BRIEF >>
In the following material, identify every line holding the string "JSON" and return it.

:::::

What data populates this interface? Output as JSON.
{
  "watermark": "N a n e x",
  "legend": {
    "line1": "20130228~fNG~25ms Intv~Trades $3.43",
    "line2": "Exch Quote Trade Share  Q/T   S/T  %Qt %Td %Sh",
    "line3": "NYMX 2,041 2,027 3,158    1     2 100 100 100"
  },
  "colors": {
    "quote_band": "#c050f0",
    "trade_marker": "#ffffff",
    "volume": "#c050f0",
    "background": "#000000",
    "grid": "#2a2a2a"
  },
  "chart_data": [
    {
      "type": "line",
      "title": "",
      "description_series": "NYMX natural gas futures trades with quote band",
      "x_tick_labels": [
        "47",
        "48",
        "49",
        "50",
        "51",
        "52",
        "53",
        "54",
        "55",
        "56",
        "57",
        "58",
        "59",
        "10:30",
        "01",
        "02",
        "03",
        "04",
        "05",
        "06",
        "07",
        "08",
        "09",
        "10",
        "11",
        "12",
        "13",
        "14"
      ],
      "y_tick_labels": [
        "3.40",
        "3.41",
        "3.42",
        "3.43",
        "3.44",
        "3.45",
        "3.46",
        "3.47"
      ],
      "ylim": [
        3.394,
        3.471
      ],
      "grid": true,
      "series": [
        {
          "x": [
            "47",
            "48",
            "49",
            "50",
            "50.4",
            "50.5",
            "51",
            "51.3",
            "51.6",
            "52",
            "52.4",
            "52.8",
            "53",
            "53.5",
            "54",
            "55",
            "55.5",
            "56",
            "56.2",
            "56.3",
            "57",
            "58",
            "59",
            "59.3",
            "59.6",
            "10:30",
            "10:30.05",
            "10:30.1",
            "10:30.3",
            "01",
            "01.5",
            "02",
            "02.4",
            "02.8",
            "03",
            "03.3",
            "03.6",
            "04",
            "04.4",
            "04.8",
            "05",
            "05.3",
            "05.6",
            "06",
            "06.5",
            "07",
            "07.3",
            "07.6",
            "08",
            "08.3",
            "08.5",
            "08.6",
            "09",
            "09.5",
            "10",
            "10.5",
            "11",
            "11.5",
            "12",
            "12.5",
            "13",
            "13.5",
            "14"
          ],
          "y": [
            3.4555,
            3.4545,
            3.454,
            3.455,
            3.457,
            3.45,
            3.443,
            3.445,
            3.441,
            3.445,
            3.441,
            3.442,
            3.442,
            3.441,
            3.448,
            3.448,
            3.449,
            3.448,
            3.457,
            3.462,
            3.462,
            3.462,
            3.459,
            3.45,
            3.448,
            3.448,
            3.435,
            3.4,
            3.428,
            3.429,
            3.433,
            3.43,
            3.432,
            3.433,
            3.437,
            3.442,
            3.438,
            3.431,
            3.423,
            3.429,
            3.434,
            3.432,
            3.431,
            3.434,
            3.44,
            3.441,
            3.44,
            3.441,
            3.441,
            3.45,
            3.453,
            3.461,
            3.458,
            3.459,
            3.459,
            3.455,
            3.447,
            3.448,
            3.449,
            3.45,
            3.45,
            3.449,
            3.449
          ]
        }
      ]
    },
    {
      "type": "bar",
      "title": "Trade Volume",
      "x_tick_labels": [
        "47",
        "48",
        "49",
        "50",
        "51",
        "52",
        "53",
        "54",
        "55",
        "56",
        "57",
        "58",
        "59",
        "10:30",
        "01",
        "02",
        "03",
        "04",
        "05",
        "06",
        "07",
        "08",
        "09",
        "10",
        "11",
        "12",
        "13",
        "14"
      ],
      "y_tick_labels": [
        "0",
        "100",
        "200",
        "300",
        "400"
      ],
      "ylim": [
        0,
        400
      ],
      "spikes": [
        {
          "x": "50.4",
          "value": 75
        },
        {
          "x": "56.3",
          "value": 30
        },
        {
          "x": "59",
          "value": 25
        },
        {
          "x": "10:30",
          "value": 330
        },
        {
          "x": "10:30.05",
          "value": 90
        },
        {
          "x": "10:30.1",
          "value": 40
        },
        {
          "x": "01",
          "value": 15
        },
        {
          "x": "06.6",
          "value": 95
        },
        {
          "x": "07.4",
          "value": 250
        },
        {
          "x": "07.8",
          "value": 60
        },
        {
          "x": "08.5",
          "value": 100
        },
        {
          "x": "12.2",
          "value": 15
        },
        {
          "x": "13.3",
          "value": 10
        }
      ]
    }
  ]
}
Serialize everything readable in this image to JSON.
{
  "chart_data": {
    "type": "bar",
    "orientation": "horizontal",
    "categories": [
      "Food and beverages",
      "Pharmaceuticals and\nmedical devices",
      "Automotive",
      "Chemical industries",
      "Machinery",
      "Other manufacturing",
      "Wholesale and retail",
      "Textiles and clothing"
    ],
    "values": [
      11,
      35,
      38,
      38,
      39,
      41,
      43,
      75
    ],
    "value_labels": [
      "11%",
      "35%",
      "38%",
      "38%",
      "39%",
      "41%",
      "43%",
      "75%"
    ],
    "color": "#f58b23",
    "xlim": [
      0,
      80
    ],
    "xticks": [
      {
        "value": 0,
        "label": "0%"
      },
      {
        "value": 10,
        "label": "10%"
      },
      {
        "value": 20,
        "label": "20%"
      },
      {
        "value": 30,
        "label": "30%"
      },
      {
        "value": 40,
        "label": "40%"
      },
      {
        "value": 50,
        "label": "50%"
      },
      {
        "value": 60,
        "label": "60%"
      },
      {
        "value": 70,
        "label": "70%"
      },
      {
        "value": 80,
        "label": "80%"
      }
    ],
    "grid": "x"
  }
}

:::::

RESPONSE FOR THIS EXERCISE >>
What data populates this interface? Output as JSON.
Serialize everything readable in this image to JSON.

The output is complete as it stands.